> WHAT TO DO:
Transcribe everything in the data word for word. Pictures are left out.
------------------------
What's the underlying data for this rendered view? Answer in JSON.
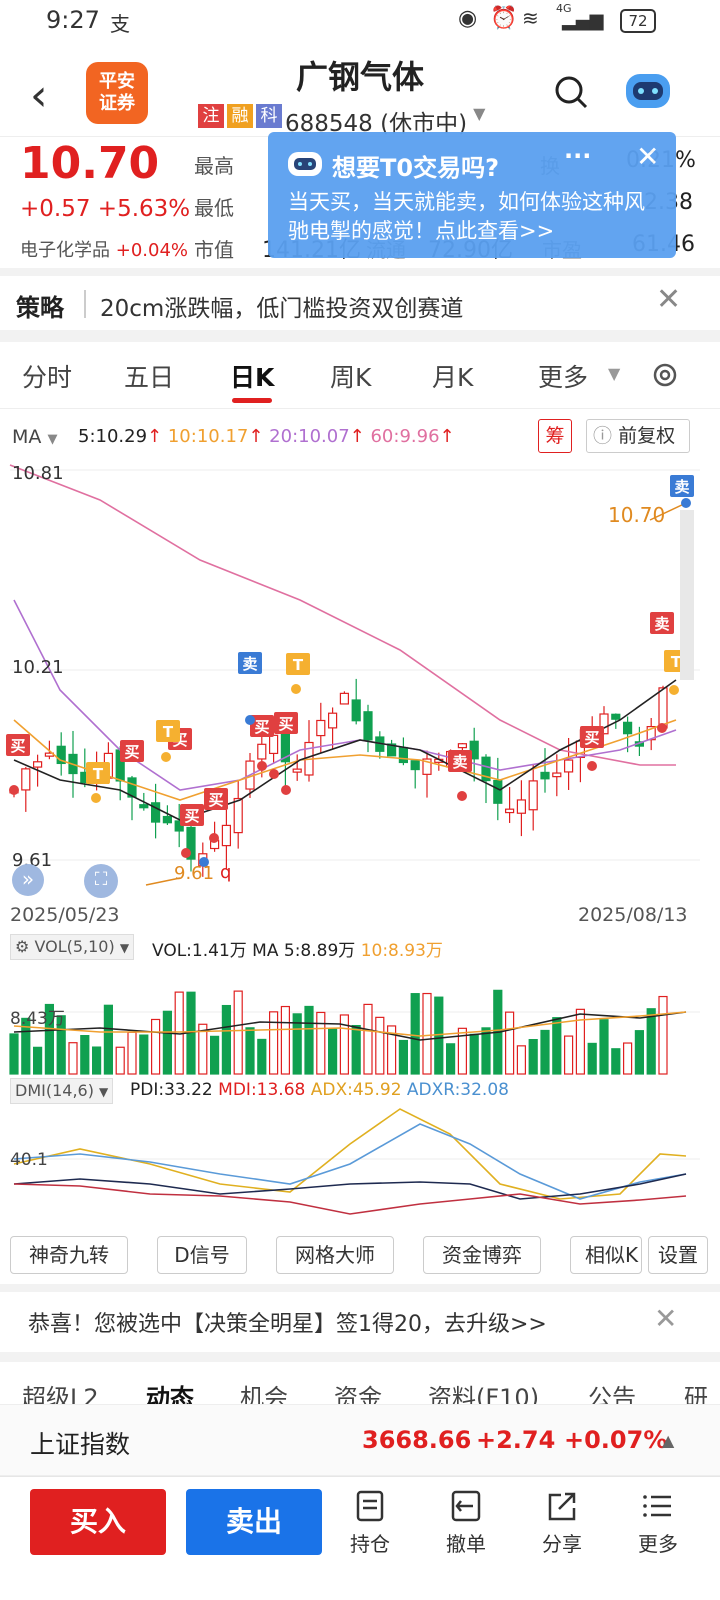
{
  "status_bar": {
    "time": "9:27",
    "alipay_glyph": "支",
    "battery": "72",
    "network": "4G"
  },
  "header": {
    "back_icon": "back-arrow-icon",
    "logo_line1": "平安",
    "logo_line2": "证券",
    "stock_name": "广钢气体",
    "tags": [
      "注",
      "融",
      "科"
    ],
    "tag_colors": [
      "#e04040",
      "#f0a020",
      "#6a7bd0"
    ],
    "code_status": "688548 (休市中)",
    "search_icon": "search-icon",
    "robot_icon": "robot-assistant-icon"
  },
  "quote": {
    "price": "10.70",
    "change": "+0.57",
    "change_pct": "+5.63%",
    "sector": "电子化学品",
    "sector_pct": "+0.04%",
    "high_label": "最高",
    "low_label": "最低",
    "mktcap_label": "市值",
    "mktcap_partial": "141.21亿",
    "float_label": "流通",
    "float_partial": "72.90亿",
    "turn_label": "换",
    "turn_partial": "0.21%",
    "right2_partial": "2.38",
    "right3_partial": "61.46",
    "right3_label": "市盈"
  },
  "popup": {
    "title": "想要T0交易吗?",
    "body": "当天买，当天就能卖，如何体验这种风驰电掣的感觉！点此查看>>"
  },
  "strategy": {
    "label": "策略",
    "text": "20cm涨跌幅，低门槛投资双创赛道"
  },
  "tabs": [
    "分时",
    "五日",
    "日K",
    "周K",
    "月K",
    "更多"
  ],
  "active_tab": 2,
  "ma_bar": {
    "label": "MA",
    "ma5": "5:10.29",
    "ma10": "10:10.17",
    "ma20": "20:10.07",
    "ma60": "60:9.96",
    "chip_button": "筹",
    "adjust_button": "前复权",
    "colors": {
      "ma5": "#222222",
      "ma10": "#f0a030",
      "ma20": "#b070d0",
      "ma60": "#e070a0"
    }
  },
  "kline": {
    "y_max_label": "10.81",
    "y_mid_label": "10.21",
    "y_min_label": "9.61",
    "date_start": "2025/05/23",
    "date_end": "2025/08/13",
    "last_price_label": "10.70",
    "low_marker_label": "9.61",
    "sell_marker": "卖",
    "buy_marker": "买",
    "t_marker": "T",
    "q_marker": "q"
  },
  "volume": {
    "indicator": "VOL(5,10)",
    "vol": "VOL:1.41万",
    "ma5": "MA 5:8.89万",
    "ma10": "10:8.93万",
    "y_label": "8.43万"
  },
  "dmi": {
    "indicator": "DMI(14,6)",
    "pdi": "PDI:33.22",
    "mdi": "MDI:13.68",
    "adx": "ADX:45.92",
    "adxr": "ADXR:32.08",
    "y_label": "40.1"
  },
  "func_buttons": [
    "神奇九转",
    "D信号",
    "网格大师",
    "资金博弈",
    "相似K",
    "设置"
  ],
  "promo": {
    "text": "恭喜！您被选中【决策全明星】签1得20，去升级>>"
  },
  "bottom_tabs": [
    "超级L2",
    "动态",
    "机会",
    "资金",
    "资料(F10)",
    "公告",
    "研"
  ],
  "bottom_active": 1,
  "index_bar": {
    "name": "上证指数",
    "value": "3668.66",
    "change": "+2.74",
    "pct": "+0.07%"
  },
  "actions": {
    "buy": "买入",
    "sell": "卖出",
    "nav": [
      {
        "label": "持仓",
        "icon": "holdings-icon"
      },
      {
        "label": "撤单",
        "icon": "cancel-order-icon"
      },
      {
        "label": "分享",
        "icon": "share-icon"
      },
      {
        "label": "更多",
        "icon": "more-icon"
      }
    ]
  }
}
------------------------
> WRITTEN RESPONSE:
What's the underlying data for this rendered view? Answer in JSON.
{
  "status_bar": {
    "time": "9:27",
    "alipay_glyph": "支",
    "battery": "72",
    "network": "4G"
  },
  "header": {
    "back_icon": "back-arrow-icon",
    "logo_line1": "平安",
    "logo_line2": "证券",
    "stock_name": "广钢气体",
    "tags": [
      "注",
      "融",
      "科"
    ],
    "tag_colors": [
      "#e04040",
      "#f0a020",
      "#6a7bd0"
    ],
    "code_status": "688548 (休市中)",
    "search_icon": "search-icon",
    "robot_icon": "robot-assistant-icon"
  },
  "quote": {
    "price": "10.70",
    "change": "+0.57",
    "change_pct": "+5.63%",
    "sector": "电子化学品",
    "sector_pct": "+0.04%",
    "high_label": "最高",
    "low_label": "最低",
    "mktcap_label": "市值",
    "mktcap_partial": "141.21亿",
    "float_label": "流通",
    "float_partial": "72.90亿",
    "turn_label": "换",
    "turn_partial": "0.21%",
    "right2_partial": "2.38",
    "right3_partial": "61.46",
    "right3_label": "市盈"
  },
  "popup": {
    "title": "想要T0交易吗?",
    "body": "当天买，当天就能卖，如何体验这种风驰电掣的感觉！点此查看>>"
  },
  "strategy": {
    "label": "策略",
    "text": "20cm涨跌幅，低门槛投资双创赛道"
  },
  "tabs": [
    "分时",
    "五日",
    "日K",
    "周K",
    "月K",
    "更多"
  ],
  "active_tab": 2,
  "ma_bar": {
    "label": "MA",
    "ma5": "5:10.29",
    "ma10": "10:10.17",
    "ma20": "20:10.07",
    "ma60": "60:9.96",
    "chip_button": "筹",
    "adjust_button": "前复权",
    "colors": {
      "ma5": "#222222",
      "ma10": "#f0a030",
      "ma20": "#b070d0",
      "ma60": "#e070a0"
    }
  },
  "kline": {
    "y_max_label": "10.81",
    "y_mid_label": "10.21",
    "y_min_label": "9.61",
    "date_start": "2025/05/23",
    "date_end": "2025/08/13",
    "last_price_label": "10.70",
    "low_marker_label": "9.61",
    "sell_marker": "卖",
    "buy_marker": "买",
    "t_marker": "T",
    "q_marker": "q"
  },
  "volume": {
    "indicator": "VOL(5,10)",
    "vol": "VOL:1.41万",
    "ma5": "MA 5:8.89万",
    "ma10": "10:8.93万",
    "y_label": "8.43万"
  },
  "dmi": {
    "indicator": "DMI(14,6)",
    "pdi": "PDI:33.22",
    "mdi": "MDI:13.68",
    "adx": "ADX:45.92",
    "adxr": "ADXR:32.08",
    "y_label": "40.1"
  },
  "func_buttons": [
    "神奇九转",
    "D信号",
    "网格大师",
    "资金博弈",
    "相似K",
    "设置"
  ],
  "promo": {
    "text": "恭喜！您被选中【决策全明星】签1得20，去升级>>"
  },
  "bottom_tabs": [
    "超级L2",
    "动态",
    "机会",
    "资金",
    "资料(F10)",
    "公告",
    "研"
  ],
  "bottom_active": 1,
  "index_bar": {
    "name": "上证指数",
    "value": "3668.66",
    "change": "+2.74",
    "pct": "+0.07%"
  },
  "actions": {
    "buy": "买入",
    "sell": "卖出",
    "nav": [
      {
        "label": "持仓",
        "icon": "holdings-icon"
      },
      {
        "label": "撤单",
        "icon": "cancel-order-icon"
      },
      {
        "label": "分享",
        "icon": "share-icon"
      },
      {
        "label": "更多",
        "icon": "more-icon"
      }
    ]
  }
}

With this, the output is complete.